- Problem requirements
Pick out each line below containing "name".

- Records shown
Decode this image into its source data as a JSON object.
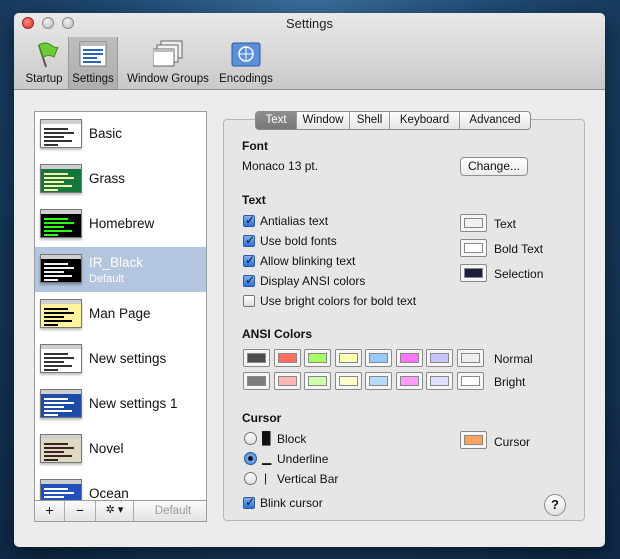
{
  "window": {
    "title": "Settings"
  },
  "toolbar": [
    {
      "label": "Startup",
      "icon": "flag-icon"
    },
    {
      "label": "Settings",
      "icon": "settings-icon",
      "selected": true
    },
    {
      "label": "Window Groups",
      "icon": "window-groups-icon"
    },
    {
      "label": "Encodings",
      "icon": "encodings-icon"
    }
  ],
  "profiles": [
    {
      "name": "Basic",
      "bg": "#ffffff",
      "fg": "#333333"
    },
    {
      "name": "Grass",
      "bg": "#13773d",
      "fg": "#fff0a5"
    },
    {
      "name": "Homebrew",
      "bg": "#000000",
      "fg": "#28fe14"
    },
    {
      "name": "IR_Black",
      "bg": "#000000",
      "fg": "#f1f1f1",
      "selected": true,
      "default_label": "Default"
    },
    {
      "name": "Man Page",
      "bg": "#fef49c",
      "fg": "#000000"
    },
    {
      "name": "New settings",
      "bg": "#ffffff",
      "fg": "#333333"
    },
    {
      "name": "New settings 1",
      "bg": "#1e4aa8",
      "fg": "#ffffff"
    },
    {
      "name": "Novel",
      "bg": "#dfdbc3",
      "fg": "#3b2322"
    },
    {
      "name": "Ocean",
      "bg": "#224fbc",
      "fg": "#ffffff"
    }
  ],
  "list_footer": {
    "add": "+",
    "remove": "−",
    "action": "✲ ▾",
    "default": "Default"
  },
  "tabs": [
    {
      "label": "Text",
      "active": true
    },
    {
      "label": "Window"
    },
    {
      "label": "Shell"
    },
    {
      "label": "Keyboard"
    },
    {
      "label": "Advanced"
    }
  ],
  "font": {
    "heading": "Font",
    "value": "Monaco 13 pt.",
    "change_button": "Change..."
  },
  "text": {
    "heading": "Text",
    "options": [
      {
        "label": "Antialias text",
        "checked": true
      },
      {
        "label": "Use bold fonts",
        "checked": true
      },
      {
        "label": "Allow blinking text",
        "checked": true
      },
      {
        "label": "Display ANSI colors",
        "checked": true
      },
      {
        "label": "Use bright colors for bold text",
        "checked": false
      }
    ],
    "colors": [
      {
        "label": "Text",
        "color": "#f1f1f1"
      },
      {
        "label": "Bold Text",
        "color": "#ffffff"
      },
      {
        "label": "Selection",
        "color": "#1d1e3e"
      }
    ]
  },
  "ansi": {
    "heading": "ANSI Colors",
    "normal_label": "Normal",
    "bright_label": "Bright",
    "normal": [
      "#4e4e4e",
      "#ff6c60",
      "#a8ff60",
      "#ffffb6",
      "#96cbfe",
      "#ff73fd",
      "#c6c5fe",
      "#eeeeee"
    ],
    "bright": [
      "#7c7c7c",
      "#ffb6b0",
      "#ceffac",
      "#ffffcb",
      "#b5dcfe",
      "#ff9cfe",
      "#dfdffe",
      "#ffffff"
    ]
  },
  "cursor": {
    "heading": "Cursor",
    "styles": [
      {
        "glyph": "█",
        "label": "Block",
        "selected": false
      },
      {
        "glyph": "▁",
        "label": "Underline",
        "selected": true
      },
      {
        "glyph": "|",
        "label": "Vertical Bar",
        "selected": false
      }
    ],
    "color_label": "Cursor",
    "color": "#f4a460",
    "blink_label": "Blink cursor",
    "blink": true
  },
  "help_label": "?"
}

- Full answer
      "name": "Basic",
      "name": "Grass",
      "name": "Homebrew",
      "name": "IR_Black",
      "name": "Man Page",
      "name": "New settings",
      "name": "New settings 1",
      "name": "Novel",
      "name": "Ocean",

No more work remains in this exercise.